▸ Aim of the exercise: Copy each line exactly. Leave nothing out.

▸ Supplied data:
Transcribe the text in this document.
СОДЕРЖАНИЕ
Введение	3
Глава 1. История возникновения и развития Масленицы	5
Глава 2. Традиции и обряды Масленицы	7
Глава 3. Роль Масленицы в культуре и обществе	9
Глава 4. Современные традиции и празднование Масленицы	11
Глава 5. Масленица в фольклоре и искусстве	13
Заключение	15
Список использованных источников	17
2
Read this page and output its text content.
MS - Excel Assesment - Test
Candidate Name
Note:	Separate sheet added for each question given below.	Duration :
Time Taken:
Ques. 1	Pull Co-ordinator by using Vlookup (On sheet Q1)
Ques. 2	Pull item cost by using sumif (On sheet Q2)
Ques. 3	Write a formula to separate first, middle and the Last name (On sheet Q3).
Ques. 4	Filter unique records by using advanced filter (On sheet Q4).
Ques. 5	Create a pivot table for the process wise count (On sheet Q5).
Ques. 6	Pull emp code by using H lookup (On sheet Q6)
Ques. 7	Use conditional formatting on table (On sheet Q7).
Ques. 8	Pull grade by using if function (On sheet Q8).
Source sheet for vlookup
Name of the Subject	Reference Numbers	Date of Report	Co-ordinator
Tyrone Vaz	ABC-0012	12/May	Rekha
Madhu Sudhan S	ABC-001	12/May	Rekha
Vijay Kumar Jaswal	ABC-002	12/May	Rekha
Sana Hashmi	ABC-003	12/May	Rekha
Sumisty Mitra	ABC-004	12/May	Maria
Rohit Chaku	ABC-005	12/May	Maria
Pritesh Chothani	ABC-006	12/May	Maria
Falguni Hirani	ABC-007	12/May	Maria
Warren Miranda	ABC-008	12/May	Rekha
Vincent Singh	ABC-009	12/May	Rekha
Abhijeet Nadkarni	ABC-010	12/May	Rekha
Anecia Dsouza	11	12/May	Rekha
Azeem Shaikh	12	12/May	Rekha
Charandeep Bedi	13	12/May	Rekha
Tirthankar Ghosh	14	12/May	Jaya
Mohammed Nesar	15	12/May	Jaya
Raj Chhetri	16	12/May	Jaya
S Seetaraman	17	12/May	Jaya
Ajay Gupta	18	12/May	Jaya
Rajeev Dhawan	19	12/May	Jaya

▸ Solved problem:
Transcribe the text in this document.
СОДЕРЖАНИЕ
Введение	3
Глава 1. История возникновения и развития Масленицы	5
Глава 2. Традиции и обряды Масленицы	7
Глава 3. Роль Масленицы в культуре и обществе	9
Глава 4. Современные традиции и празднование Масленицы	11
Глава 5. Масленица в фольклоре и искусстве	13
Заключение	15
Список использованных источников	17
2
Read this page and output its text content.
MS - Excel Assesment - Test
Candidate Name
Note:	Separate sheet added for each question given below.	Duration :
Time Taken:
Ques. 1	Pull Co-ordinator by using Vlookup (On sheet Q1)
Ques. 2	Pull item cost by using sumif (On sheet Q2)
Ques. 3	Write a formula to separate first, middle and the Last name (On sheet Q3).
Ques. 4	Filter unique records by using advanced filter (On sheet Q4).
Ques. 5	Create a pivot table for the process wise count (On sheet Q5).
Ques. 6	Pull emp code by using H lookup (On sheet Q6)
Ques. 7	Use conditional formatting on table (On sheet Q7).
Ques. 8	Pull grade by using if function (On sheet Q8).
Source sheet for vlookup
Name of the Subject	Reference Numbers	Date of Report	Co-ordinator
Tyrone Vaz	ABC-0012	12/May	Rekha
Madhu Sudhan S	ABC-001	12/May	Rekha
Vijay Kumar Jaswal	ABC-002	12/May	Rekha
Sana Hashmi	ABC-003	12/May	Rekha
Sumisty Mitra	ABC-004	12/May	Maria
Rohit Chaku	ABC-005	12/May	Maria
Pritesh Chothani	ABC-006	12/May	Maria
Falguni Hirani	ABC-007	12/May	Maria
Warren Miranda	ABC-008	12/May	Rekha
Vincent Singh	ABC-009	12/May	Rekha
Abhijeet Nadkarni	ABC-010	12/May	Rekha
Anecia Dsouza	11	12/May	Rekha
Azeem Shaikh	12	12/May	Rekha
Charandeep Bedi	13	12/May	Rekha
Tirthankar Ghosh	14	12/May	Jaya
Mohammed Nesar	15	12/May	Jaya
Raj Chhetri	16	12/May	Jaya
S Seetaraman	17	12/May	Jaya
Ajay Gupta	18	12/May	Jaya
Rajeev Dhawan	19	12/May	Jaya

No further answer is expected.